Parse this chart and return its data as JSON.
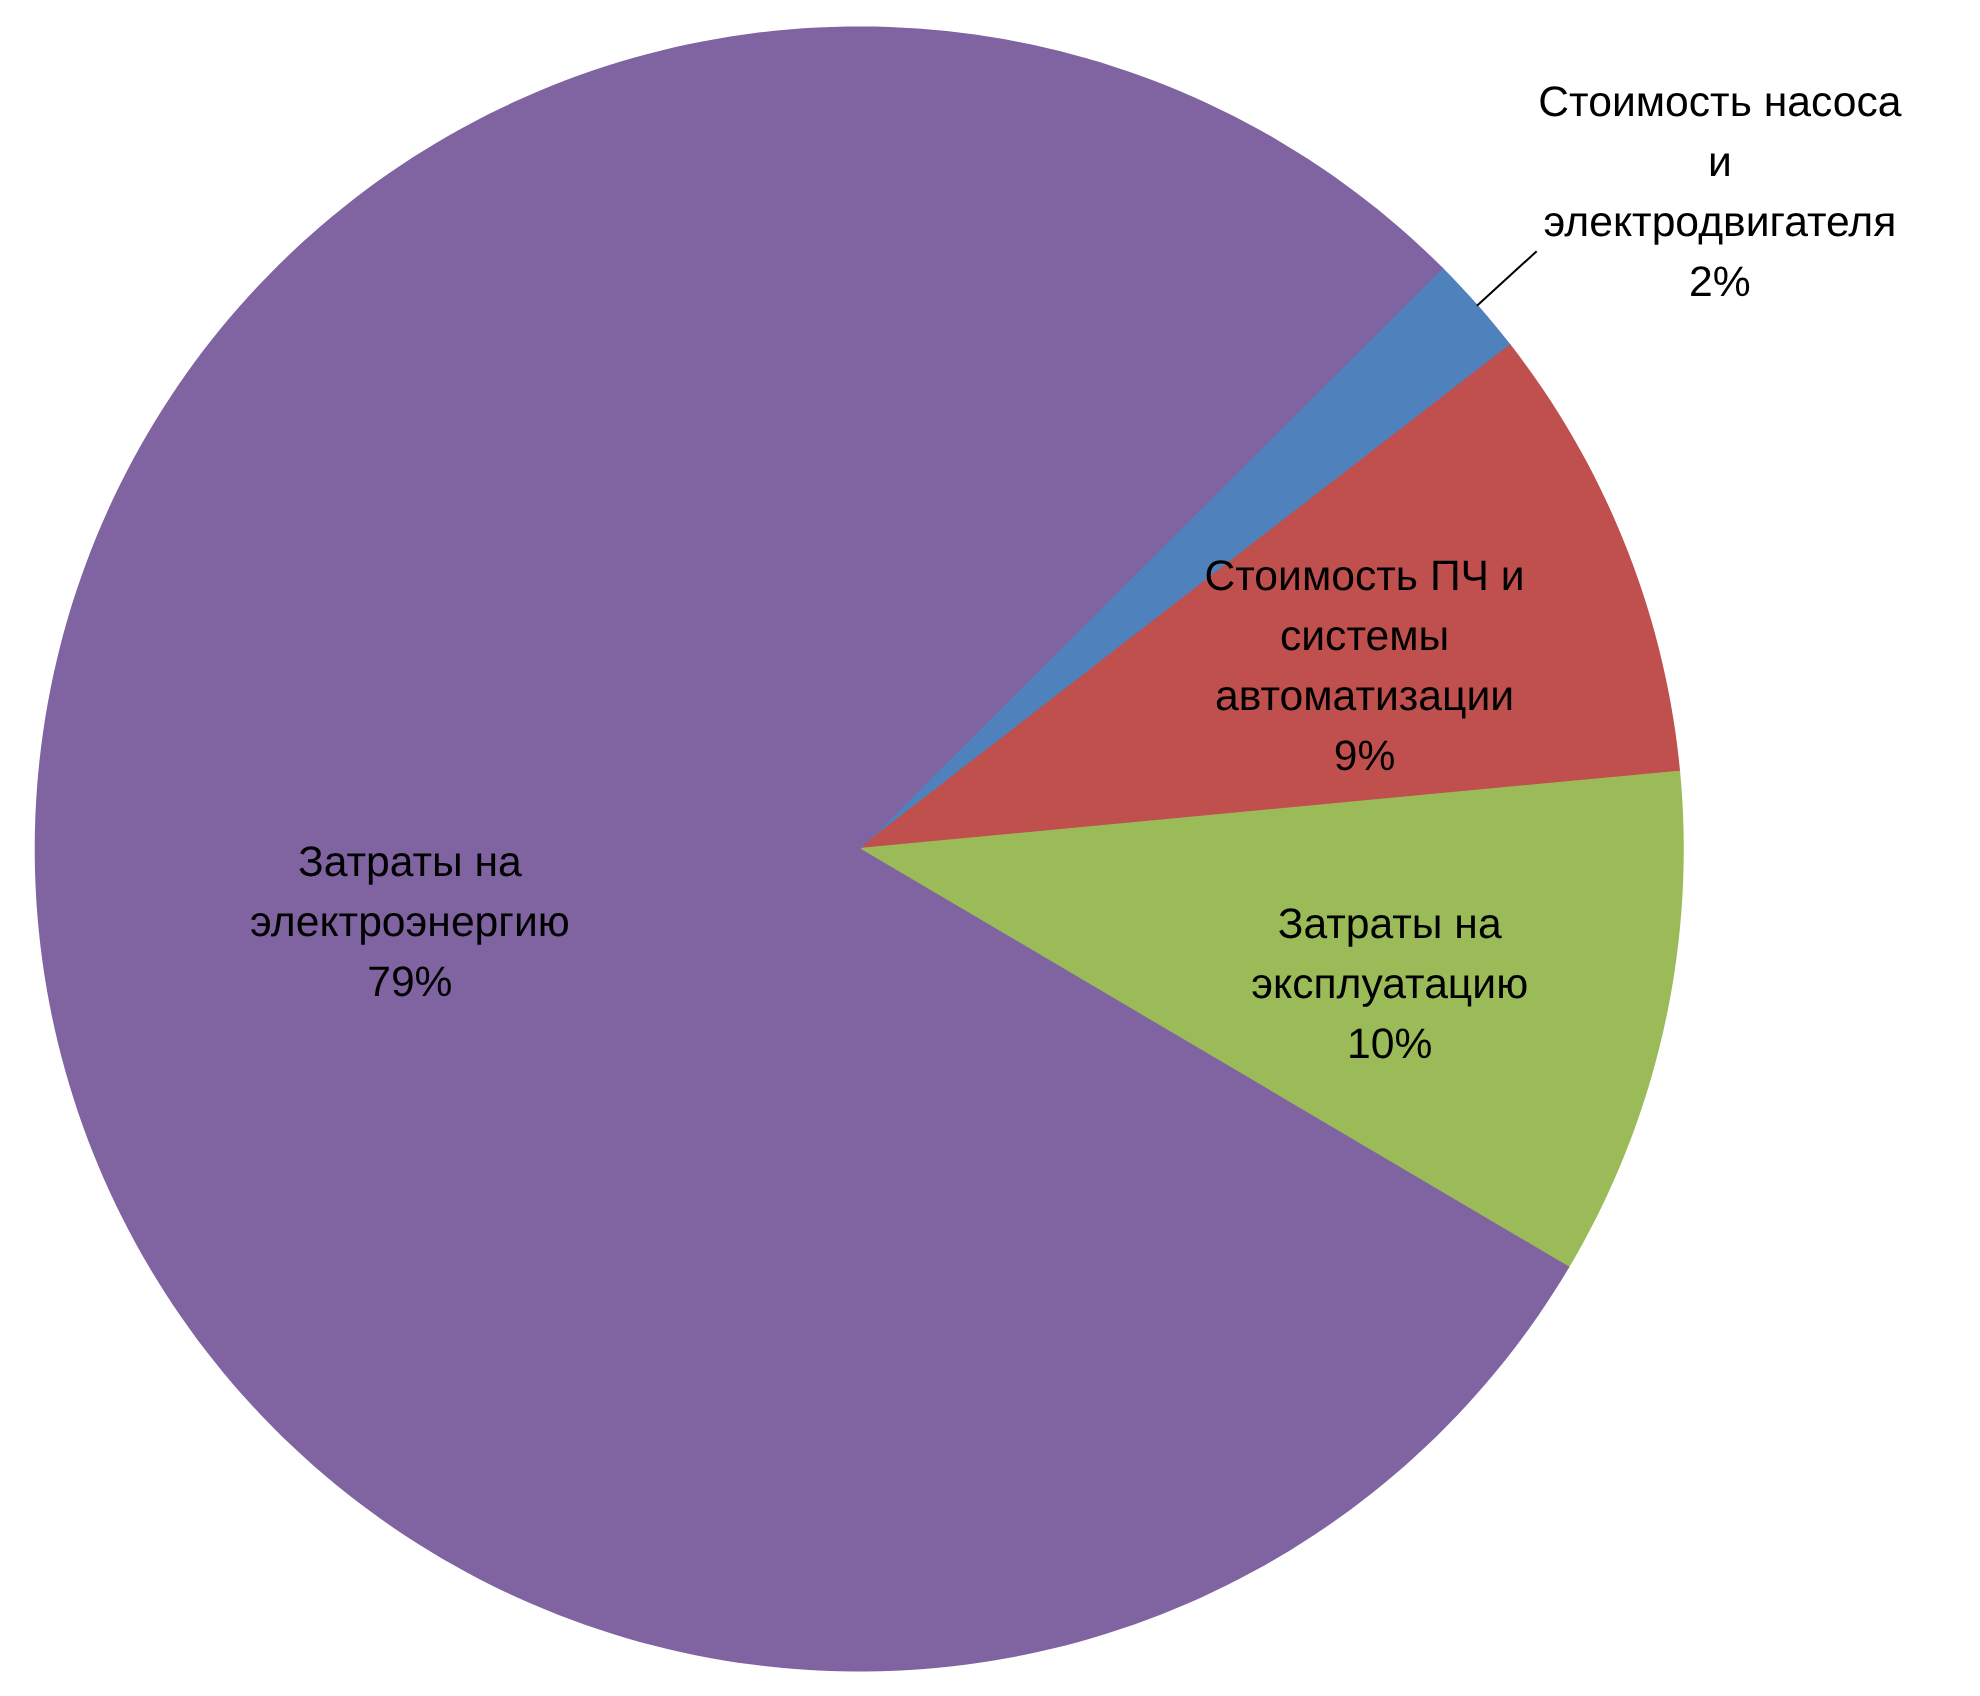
{
  "chart_data": {
    "type": "pie",
    "categories": [
      "Стоимость насоса и электродвигателя",
      "Стоимость ПЧ и системы автоматизации",
      "Затраты на эксплуатацию",
      "Затраты на электроэнергию"
    ],
    "values": [
      2,
      9,
      10,
      79
    ],
    "value_labels": [
      "2%",
      "9%",
      "10%",
      "79%"
    ],
    "colors": [
      "#4f81bd",
      "#c0504d",
      "#9bbb59",
      "#8064a2"
    ]
  }
}
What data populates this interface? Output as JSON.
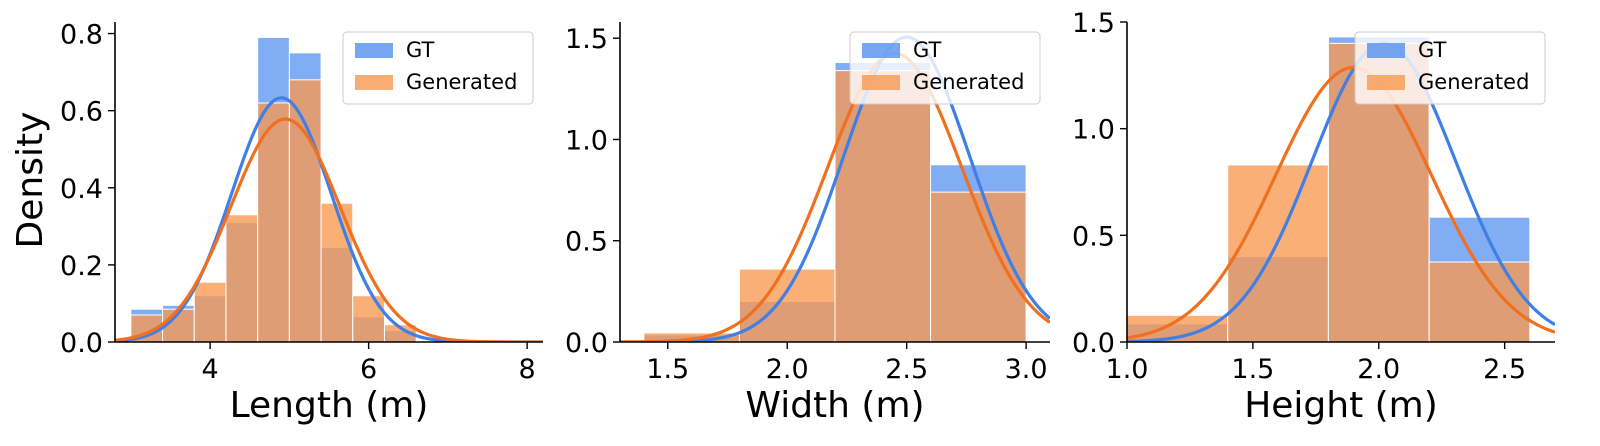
{
  "figure": {
    "ylabel": "Density"
  },
  "colors": {
    "gt": "#5591f0",
    "generated": "#f89850",
    "gt_line": "#3f7fe6",
    "generated_line": "#f07020",
    "overlap": "#cd8f72"
  },
  "chart_data": [
    {
      "type": "bar",
      "xlabel": "Length (m)",
      "ylabel": "Density",
      "xlim": [
        2.8,
        8.2
      ],
      "ylim": [
        0,
        0.83
      ],
      "xticks": [
        4,
        6,
        8
      ],
      "yticks": [
        0.0,
        0.2,
        0.4,
        0.6,
        0.8
      ],
      "xtick_labels": [
        "4",
        "6",
        "8"
      ],
      "ytick_labels": [
        "0.0",
        "0.2",
        "0.4",
        "0.6",
        "0.8"
      ],
      "legend": {
        "position": "top-right",
        "entries": [
          "GT",
          "Generated"
        ]
      },
      "bin_edges": [
        3.0,
        3.4,
        3.8,
        4.2,
        4.6,
        5.0,
        5.4,
        5.8,
        6.2,
        6.6
      ],
      "series": [
        {
          "name": "GT",
          "values": [
            0.085,
            0.095,
            0.12,
            0.31,
            0.79,
            0.75,
            0.245,
            0.065,
            0.03
          ],
          "kde": {
            "mean": 4.9,
            "std": 0.63
          }
        },
        {
          "name": "Generated",
          "values": [
            0.07,
            0.085,
            0.155,
            0.33,
            0.62,
            0.68,
            0.36,
            0.12,
            0.045
          ],
          "kde": {
            "mean": 4.95,
            "std": 0.69
          }
        }
      ]
    },
    {
      "type": "bar",
      "xlabel": "Width (m)",
      "ylabel": "",
      "xlim": [
        1.3,
        3.1
      ],
      "ylim": [
        0,
        1.58
      ],
      "xticks": [
        1.5,
        2.0,
        2.5,
        3.0
      ],
      "yticks": [
        0.0,
        0.5,
        1.0,
        1.5
      ],
      "xtick_labels": [
        "1.5",
        "2.0",
        "2.5",
        "3.0"
      ],
      "ytick_labels": [
        "0.0",
        "0.5",
        "1.0",
        "1.5"
      ],
      "legend": {
        "position": "top-right",
        "entries": [
          "GT",
          "Generated"
        ]
      },
      "bin_edges": [
        1.4,
        1.8,
        2.2,
        2.6,
        3.0
      ],
      "series": [
        {
          "name": "GT",
          "values": [
            0.035,
            0.2,
            1.38,
            0.875
          ],
          "kde": {
            "mean": 2.5,
            "std": 0.265
          }
        },
        {
          "name": "Generated",
          "values": [
            0.045,
            0.36,
            1.34,
            0.74
          ],
          "kde": {
            "mean": 2.45,
            "std": 0.28
          }
        }
      ]
    },
    {
      "type": "bar",
      "xlabel": "Height (m)",
      "ylabel": "",
      "xlim": [
        1.0,
        2.7
      ],
      "ylim": [
        0,
        1.5
      ],
      "xticks": [
        1.0,
        1.5,
        2.0,
        2.5
      ],
      "yticks": [
        0.0,
        0.5,
        1.0,
        1.5
      ],
      "xtick_labels": [
        "1.0",
        "1.5",
        "2.0",
        "2.5"
      ],
      "ytick_labels": [
        "0.0",
        "0.5",
        "1.0",
        "1.5"
      ],
      "legend": {
        "position": "top-right",
        "entries": [
          "GT",
          "Generated"
        ]
      },
      "bin_edges": [
        1.0,
        1.4,
        1.8,
        2.2,
        2.6
      ],
      "series": [
        {
          "name": "GT",
          "values": [
            0.085,
            0.4,
            1.43,
            0.585
          ],
          "kde": {
            "mean": 2.02,
            "std": 0.285
          }
        },
        {
          "name": "Generated",
          "values": [
            0.125,
            0.83,
            1.4,
            0.375
          ],
          "kde": {
            "mean": 1.9,
            "std": 0.31
          }
        }
      ]
    }
  ]
}
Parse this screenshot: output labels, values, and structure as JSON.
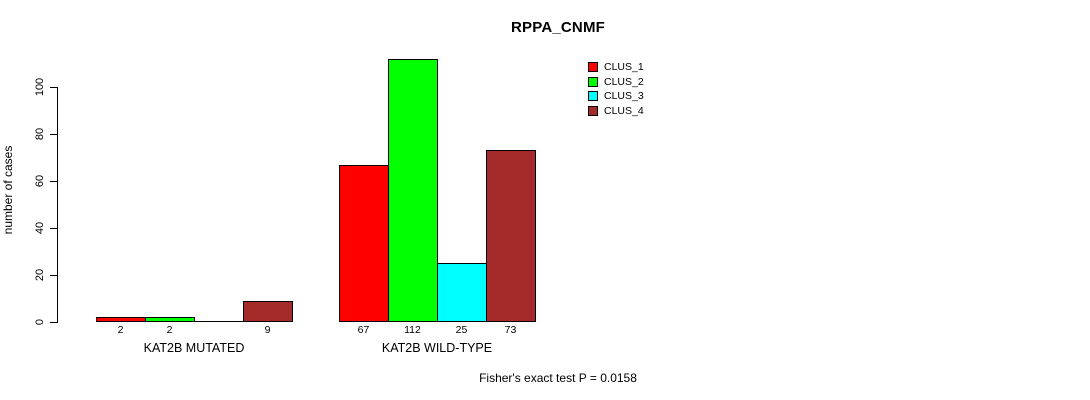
{
  "title": "RPPA_CNMF",
  "y_axis": {
    "label": "number of cases",
    "ticks": [
      "0",
      "20",
      "40",
      "60",
      "80",
      "100"
    ]
  },
  "legend": {
    "items": [
      {
        "label": "CLUS_1",
        "color": "#FF0000"
      },
      {
        "label": "CLUS_2",
        "color": "#00FF00"
      },
      {
        "label": "CLUS_3",
        "color": "#00FFFF"
      },
      {
        "label": "CLUS_4",
        "color": "#A52A2A"
      }
    ]
  },
  "footer": "Fisher's exact test P = 0.0158",
  "chart_data": {
    "type": "bar",
    "title": "RPPA_CNMF",
    "ylabel": "number of cases",
    "ylim": [
      0,
      100
    ],
    "yticks": [
      0,
      20,
      40,
      60,
      80,
      100
    ],
    "grid": false,
    "legend_position": "top-right",
    "series_names": [
      "CLUS_1",
      "CLUS_2",
      "CLUS_3",
      "CLUS_4"
    ],
    "series_colors": [
      "#FF0000",
      "#00FF00",
      "#00FFFF",
      "#A52A2A"
    ],
    "groups": [
      {
        "label": "KAT2B MUTATED",
        "values": [
          2,
          2,
          0,
          9
        ],
        "bar_labels": [
          "2",
          "2",
          "",
          "9"
        ]
      },
      {
        "label": "KAT2B WILD-TYPE",
        "values": [
          67,
          112,
          25,
          73
        ],
        "bar_labels": [
          "67",
          "112",
          "25",
          "73"
        ]
      }
    ],
    "annotation": "Fisher's exact test P = 0.0158"
  }
}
:::
TASK REQUIREMENTS → Copy all the records above exactly, but leave out the pictures.

OUTPUT →
Parse this chart and return its data as JSON.
{
  "chart_data": {
    "type": "pie",
    "categories": [
      "Стоимость насоса и электродвигателя",
      "Стоимость ПЧ и системы автоматизации",
      "Затраты на эксплуатацию",
      "Затраты на электроэнергию"
    ],
    "values": [
      2,
      9,
      10,
      79
    ],
    "value_labels": [
      "2%",
      "9%",
      "10%",
      "79%"
    ],
    "colors": [
      "#4f81bd",
      "#c0504d",
      "#9bbb59",
      "#8064a2"
    ]
  }
}
What data populates this interface? Output as JSON.
{
  "figure": {
    "ylabel": "Density"
  },
  "colors": {
    "gt": "#5591f0",
    "generated": "#f89850",
    "gt_line": "#3f7fe6",
    "generated_line": "#f07020",
    "overlap": "#cd8f72"
  },
  "chart_data": [
    {
      "type": "bar",
      "xlabel": "Length (m)",
      "ylabel": "Density",
      "xlim": [
        2.8,
        8.2
      ],
      "ylim": [
        0,
        0.83
      ],
      "xticks": [
        4,
        6,
        8
      ],
      "yticks": [
        0.0,
        0.2,
        0.4,
        0.6,
        0.8
      ],
      "xtick_labels": [
        "4",
        "6",
        "8"
      ],
      "ytick_labels": [
        "0.0",
        "0.2",
        "0.4",
        "0.6",
        "0.8"
      ],
      "legend": {
        "position": "top-right",
        "entries": [
          "GT",
          "Generated"
        ]
      },
      "bin_edges": [
        3.0,
        3.4,
        3.8,
        4.2,
        4.6,
        5.0,
        5.4,
        5.8,
        6.2,
        6.6
      ],
      "series": [
        {
          "name": "GT",
          "values": [
            0.085,
            0.095,
            0.12,
            0.31,
            0.79,
            0.75,
            0.245,
            0.065,
            0.03
          ],
          "kde": {
            "mean": 4.9,
            "std": 0.63
          }
        },
        {
          "name": "Generated",
          "values": [
            0.07,
            0.085,
            0.155,
            0.33,
            0.62,
            0.68,
            0.36,
            0.12,
            0.045
          ],
          "kde": {
            "mean": 4.95,
            "std": 0.69
          }
        }
      ]
    },
    {
      "type": "bar",
      "xlabel": "Width (m)",
      "ylabel": "",
      "xlim": [
        1.3,
        3.1
      ],
      "ylim": [
        0,
        1.58
      ],
      "xticks": [
        1.5,
        2.0,
        2.5,
        3.0
      ],
      "yticks": [
        0.0,
        0.5,
        1.0,
        1.5
      ],
      "xtick_labels": [
        "1.5",
        "2.0",
        "2.5",
        "3.0"
      ],
      "ytick_labels": [
        "0.0",
        "0.5",
        "1.0",
        "1.5"
      ],
      "legend": {
        "position": "top-right",
        "entries": [
          "GT",
          "Generated"
        ]
      },
      "bin_edges": [
        1.4,
        1.8,
        2.2,
        2.6,
        3.0
      ],
      "series": [
        {
          "name": "GT",
          "values": [
            0.035,
            0.2,
            1.38,
            0.875
          ],
          "kde": {
            "mean": 2.5,
            "std": 0.265
          }
        },
        {
          "name": "Generated",
          "values": [
            0.045,
            0.36,
            1.34,
            0.74
          ],
          "kde": {
            "mean": 2.45,
            "std": 0.28
          }
        }
      ]
    },
    {
      "type": "bar",
      "xlabel": "Height (m)",
      "ylabel": "",
      "xlim": [
        1.0,
        2.7
      ],
      "ylim": [
        0,
        1.5
      ],
      "xticks": [
        1.0,
        1.5,
        2.0,
        2.5
      ],
      "yticks": [
        0.0,
        0.5,
        1.0,
        1.5
      ],
      "xtick_labels": [
        "1.0",
        "1.5",
        "2.0",
        "2.5"
      ],
      "ytick_labels": [
        "0.0",
        "0.5",
        "1.0",
        "1.5"
      ],
      "legend": {
        "position": "top-right",
        "entries": [
          "GT",
          "Generated"
        ]
      },
      "bin_edges": [
        1.0,
        1.4,
        1.8,
        2.2,
        2.6
      ],
      "series": [
        {
          "name": "GT",
          "values": [
            0.085,
            0.4,
            1.43,
            0.585
          ],
          "kde": {
            "mean": 2.02,
            "std": 0.285
          }
        },
        {
          "name": "Generated",
          "values": [
            0.125,
            0.83,
            1.4,
            0.375
          ],
          "kde": {
            "mean": 1.9,
            "std": 0.31
          }
        }
      ]
    }
  ]
}
Parse this screenshot: output labels, values, and structure as JSON.
{
  "title": "RPPA_CNMF",
  "y_axis": {
    "label": "number of cases",
    "ticks": [
      "0",
      "20",
      "40",
      "60",
      "80",
      "100"
    ]
  },
  "legend": {
    "items": [
      {
        "label": "CLUS_1",
        "color": "#FF0000"
      },
      {
        "label": "CLUS_2",
        "color": "#00FF00"
      },
      {
        "label": "CLUS_3",
        "color": "#00FFFF"
      },
      {
        "label": "CLUS_4",
        "color": "#A52A2A"
      }
    ]
  },
  "footer": "Fisher's exact test P = 0.0158",
  "chart_data": {
    "type": "bar",
    "title": "RPPA_CNMF",
    "ylabel": "number of cases",
    "ylim": [
      0,
      100
    ],
    "yticks": [
      0,
      20,
      40,
      60,
      80,
      100
    ],
    "grid": false,
    "legend_position": "top-right",
    "series_names": [
      "CLUS_1",
      "CLUS_2",
      "CLUS_3",
      "CLUS_4"
    ],
    "series_colors": [
      "#FF0000",
      "#00FF00",
      "#00FFFF",
      "#A52A2A"
    ],
    "groups": [
      {
        "label": "KAT2B MUTATED",
        "values": [
          2,
          2,
          0,
          9
        ],
        "bar_labels": [
          "2",
          "2",
          "",
          "9"
        ]
      },
      {
        "label": "KAT2B WILD-TYPE",
        "values": [
          67,
          112,
          25,
          73
        ],
        "bar_labels": [
          "67",
          "112",
          "25",
          "73"
        ]
      }
    ],
    "annotation": "Fisher's exact test P = 0.0158"
  }
}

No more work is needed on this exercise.